Copy out verbatim the lines of the records from the line containing "- data-point-class-1: [547, 146, 557, 156]" through the line containing "- data-point-class-0: [292, 298, 302, 308]", including both of those lines.

___ TASK MATERIAL

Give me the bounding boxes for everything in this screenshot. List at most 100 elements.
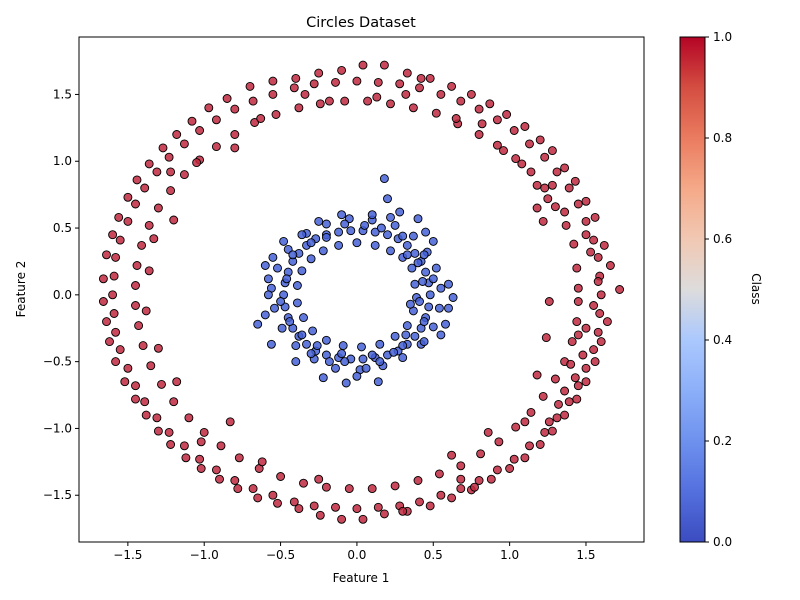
- data-point-class-1: [547, 146, 557, 156]
- data-point-class-1: [273, 498, 282, 508]
- colorbar-tick-label: 0.4: [713, 333, 732, 347]
- data-point-class-1: [386, 99, 395, 109]
- data-point-class-1: [520, 417, 530, 427]
- data-point-class-0: [268, 252, 278, 262]
- data-point-class-0: [292, 298, 302, 308]
- data-point-class-0: [352, 238, 362, 248]
- data-point-class-1: [538, 216, 548, 226]
- data-point-class-1: [540, 183, 550, 193]
- data-point-class-1: [211, 115, 221, 125]
- data-point-class-0: [402, 250, 412, 260]
- data-point-class-0: [312, 341, 322, 351]
- data-point-class-0: [288, 250, 298, 260]
- data-point-class-1: [447, 493, 457, 503]
- data-point-class-1: [340, 96, 350, 106]
- data-point-class-1: [358, 60, 368, 70]
- data-point-class-0: [263, 290, 273, 300]
- data-point-class-1: [169, 215, 179, 225]
- data-point-class-1: [605, 261, 615, 270]
- data-point-class-1: [105, 337, 114, 347]
- data-point-class-1: [550, 374, 560, 384]
- data-point-class-1: [602, 317, 612, 327]
- data-point-class-0: [297, 230, 307, 240]
- data-point-class-1: [593, 277, 603, 286]
- data-point-class-1: [483, 427, 493, 437]
- data-point-class-1: [363, 96, 373, 106]
- data-point-class-1: [535, 440, 545, 449]
- data-point-class-1: [115, 235, 125, 245]
- data-point-class-1: [395, 79, 405, 89]
- data-point-class-1: [486, 474, 496, 484]
- data-point-class-1: [315, 99, 325, 109]
- data-point-class-1: [358, 514, 368, 524]
- data-point-class-0: [292, 281, 302, 290]
- data-point-class-0: [260, 261, 270, 270]
- data-point-class-0: [352, 371, 362, 381]
- data-point-class-1: [211, 142, 221, 152]
- data-point-class-1: [337, 514, 347, 524]
- data-point-class-0: [367, 210, 377, 220]
- data-point-class-1: [111, 252, 121, 262]
- data-point-class-1: [525, 139, 534, 149]
- data-point-class-0: [376, 223, 386, 233]
- data-point-class-0: [410, 331, 420, 341]
- data-point-class-0: [436, 330, 446, 340]
- data-point-class-1: [408, 103, 418, 113]
- data-point-class-1: [141, 410, 151, 420]
- data-point-class-1: [590, 357, 600, 367]
- data-point-class-1: [485, 99, 495, 109]
- data-point-class-1: [140, 183, 150, 193]
- data-point-class-1: [109, 271, 119, 281]
- data-point-class-1: [477, 119, 487, 129]
- data-point-class-0: [390, 220, 400, 230]
- data-point-class-1: [590, 212, 600, 222]
- data-point-class-0: [282, 274, 292, 284]
- data-point-class-0: [277, 323, 287, 333]
- x-axis-label: Feature 1: [333, 571, 390, 585]
- data-point-class-1: [544, 297, 554, 306]
- x-tick-label: 1.5: [576, 548, 595, 562]
- y-axis-ticks: −1.5 −1.0 −0.5 0.0 0.5 1.0 1.5: [43, 87, 79, 502]
- data-point-class-1: [511, 422, 521, 432]
- data-point-class-1: [152, 413, 162, 423]
- data-point-class-1: [466, 89, 476, 99]
- x-tick-label: −1.5: [113, 548, 142, 562]
- colorbar-label: Class: [749, 273, 763, 305]
- data-point-class-1: [314, 68, 324, 78]
- data-point-class-1: [230, 130, 240, 139]
- data-point-class-1: [596, 290, 606, 300]
- data-point-class-1: [109, 309, 119, 318]
- data-point-class-1: [138, 341, 148, 351]
- colorbar-tick-label: 0.0: [713, 535, 732, 549]
- y-tick-label: 1.5: [53, 87, 72, 101]
- data-point-class-1: [144, 159, 154, 169]
- data-point-class-1: [367, 484, 377, 494]
- data-point-class-0: [418, 277, 428, 286]
- data-point-class-0: [370, 240, 380, 250]
- data-point-class-1: [294, 504, 304, 514]
- data-point-class-1: [331, 502, 340, 512]
- data-point-class-1: [570, 176, 580, 186]
- data-point-class-1: [131, 301, 140, 310]
- data-point-class-1: [573, 199, 583, 209]
- data-point-class-1: [131, 199, 140, 209]
- data-point-class-0: [357, 342, 366, 352]
- data-point-class-1: [166, 167, 176, 177]
- data-point-class-1: [390, 481, 400, 491]
- data-point-class-1: [314, 474, 324, 484]
- data-point-class-1: [552, 413, 562, 423]
- data-point-class-0: [428, 322, 438, 332]
- data-point-class-1: [153, 343, 163, 353]
- data-point-class-1: [102, 317, 111, 327]
- data-point-class-1: [474, 476, 484, 485]
- data-point-class-0: [279, 236, 289, 246]
- data-point-class-1: [248, 484, 258, 494]
- data-point-class-1: [123, 192, 133, 202]
- data-point-class-1: [230, 476, 240, 485]
- data-point-class-0: [398, 353, 408, 363]
- data-point-class-1: [250, 118, 260, 127]
- data-point-class-1: [509, 126, 519, 135]
- data-point-class-0: [419, 317, 429, 327]
- data-point-class-1: [456, 461, 466, 471]
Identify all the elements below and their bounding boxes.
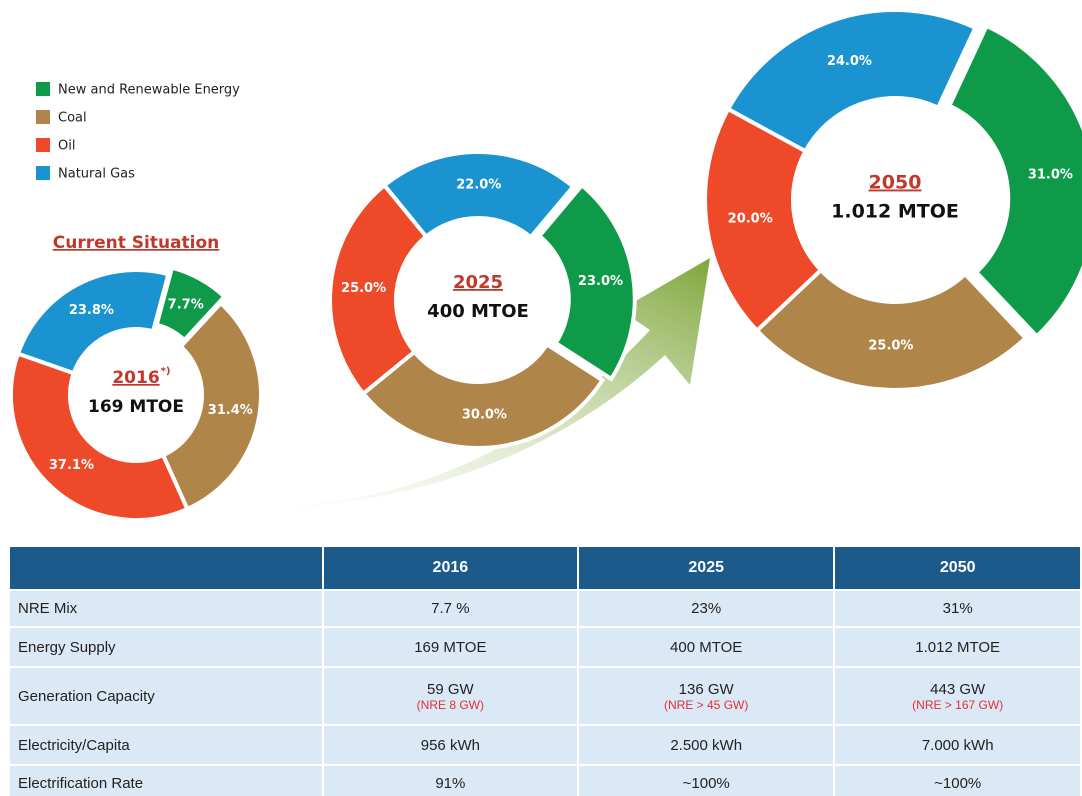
- row-label: Energy Supply: [8, 626, 324, 668]
- center-title: 2025: [453, 272, 503, 293]
- header-cell: [8, 545, 324, 591]
- header-cell: 2050: [833, 545, 1082, 591]
- donut-slice: [328, 182, 429, 397]
- cell-text: 956 kWh: [420, 736, 480, 754]
- cell-note: (NRE > 167 GW): [912, 697, 1004, 712]
- table-cell: 2.500 kWh: [576, 724, 836, 766]
- value-label: 7.7%: [168, 297, 204, 312]
- chart-area: New and Renewable Energy Coal Oil Natural G…: [9, 8, 1082, 522]
- table-cell: 59 GW (NRE 8 GW): [321, 666, 580, 726]
- table-cell: 23%: [576, 589, 836, 628]
- donut-slice: [725, 8, 978, 154]
- table-row: Electricity/Capita 956 kWh 2.500 kWh 7.000 …: [8, 724, 1082, 766]
- donut-hole: [398, 220, 558, 380]
- donut-hole: [795, 100, 995, 300]
- legend-swatch: [36, 82, 50, 96]
- table-cell: 400 MTOE: [576, 626, 836, 668]
- legend-label: Oil: [58, 139, 75, 154]
- cell-note: (NRE > 45 GW): [664, 697, 749, 712]
- donut-slice: [9, 351, 190, 522]
- legend-label: New and Renewable Energy: [58, 83, 240, 98]
- row-label: Electrification Rate: [8, 764, 324, 796]
- center-subtitle: 400 MTOE: [427, 301, 529, 322]
- row-label: Generation Capacity: [8, 666, 324, 726]
- table-row: Electrification Rate 91% ~100% ~100%: [8, 764, 1082, 796]
- value-label: 23.8%: [69, 303, 114, 318]
- center-note: *): [161, 366, 171, 377]
- legend-label: Coal: [58, 111, 87, 126]
- value-label: 20.0%: [728, 211, 773, 226]
- value-label: 22.0%: [456, 178, 501, 193]
- donut-slice: [15, 268, 171, 376]
- cell-text: 443 GW: [930, 680, 986, 698]
- cell-text: ~100%: [934, 774, 982, 792]
- cell-text: 2.500 kWh: [670, 736, 743, 754]
- table-row: NRE Mix 7.7 % 23% 31%: [8, 589, 1082, 628]
- row-label: NRE Mix: [8, 589, 324, 628]
- legend-swatch: [36, 138, 50, 152]
- donut-slice: [536, 182, 637, 382]
- table-cell: 31%: [833, 589, 1082, 628]
- table-row: Energy Supply 169 MTOE 400 MTOE 1.012 MTOE: [8, 626, 1082, 668]
- legend-swatch: [36, 166, 50, 180]
- table-cell: ~100%: [833, 764, 1082, 796]
- row-label: Electricity/Capita: [8, 724, 324, 766]
- donut-slice: [160, 300, 263, 512]
- cell-text: 91%: [435, 774, 466, 792]
- cell-text: 31%: [942, 600, 973, 617]
- cell-text: 169 MTOE: [414, 638, 487, 656]
- table-cell: 956 kWh: [321, 724, 580, 766]
- cell-text: ~100%: [682, 774, 730, 792]
- value-label: 30.0%: [462, 407, 507, 422]
- legend-label: Natural Gas: [58, 167, 135, 182]
- center-subtitle: 1.012 MTOE: [831, 201, 959, 223]
- value-label: 25.0%: [341, 281, 386, 296]
- center-subtitle: 169 MTOE: [88, 397, 184, 417]
- table-cell: 136 GW (NRE > 45 GW): [576, 666, 836, 726]
- table-cell: ~100%: [576, 764, 836, 796]
- value-label: 31.4%: [208, 403, 253, 418]
- header-cell: 2025: [576, 545, 836, 591]
- donut-slice: [703, 106, 824, 334]
- cell-text: 23%: [691, 600, 722, 617]
- value-label: 24.0%: [827, 54, 872, 69]
- header-cell: 2016: [321, 545, 580, 591]
- value-label: 25.0%: [868, 338, 913, 353]
- cell-note: (NRE 8 GW): [416, 697, 485, 712]
- cell-text: 400 MTOE: [670, 638, 743, 656]
- value-label: 23.0%: [578, 274, 623, 289]
- chart-title: Current Situation: [53, 233, 220, 253]
- donut-slice: [381, 150, 576, 241]
- center-title: 2050: [869, 172, 922, 194]
- table-cell: 7.7 %: [321, 589, 580, 628]
- donut-slice: [154, 265, 228, 343]
- center-title: 2016: [112, 368, 159, 388]
- summary-table: 2016 2025 2050 NRE Mix 7.7 % 23% 31% Energy Sup…: [8, 545, 1082, 796]
- table-cell: 91%: [321, 764, 580, 796]
- table-cell: 1.012 MTOE: [833, 626, 1082, 668]
- growth-arrow: [200, 258, 710, 508]
- table-cell: 443 GW (NRE > 167 GW): [833, 666, 1082, 726]
- donut-slice: [754, 267, 1029, 392]
- table-cell: 169 MTOE: [321, 626, 580, 668]
- value-label: 37.1%: [49, 458, 94, 473]
- donut-slice: [946, 23, 1082, 340]
- table-row: Generation Capacity 59 GW (NRE 8 GW) 136 GW…: [8, 666, 1082, 726]
- cell-text: 7.000 kWh: [921, 736, 994, 754]
- table-cell: 7.000 kWh: [833, 724, 1082, 766]
- cell-text: 1.012 MTOE: [915, 638, 1001, 656]
- donut-slice: [360, 341, 606, 450]
- value-label: 31.0%: [1028, 167, 1073, 182]
- cell-text: 7.7 %: [431, 600, 470, 617]
- legend-swatch: [36, 110, 50, 124]
- header-row: 2016 2025 2050: [8, 545, 1082, 591]
- cell-text: 59 GW: [427, 680, 474, 698]
- donut-hole: [72, 331, 200, 459]
- cell-text: 136 GW: [678, 680, 734, 698]
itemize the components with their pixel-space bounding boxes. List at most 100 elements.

______

RESULT BELOW –
- data-point-class-1: [547, 146, 557, 156]
- data-point-class-1: [273, 498, 282, 508]
- colorbar-tick-label: 0.4: [713, 333, 732, 347]
- data-point-class-1: [386, 99, 395, 109]
- data-point-class-1: [520, 417, 530, 427]
- data-point-class-0: [268, 252, 278, 262]
- data-point-class-0: [292, 298, 302, 308]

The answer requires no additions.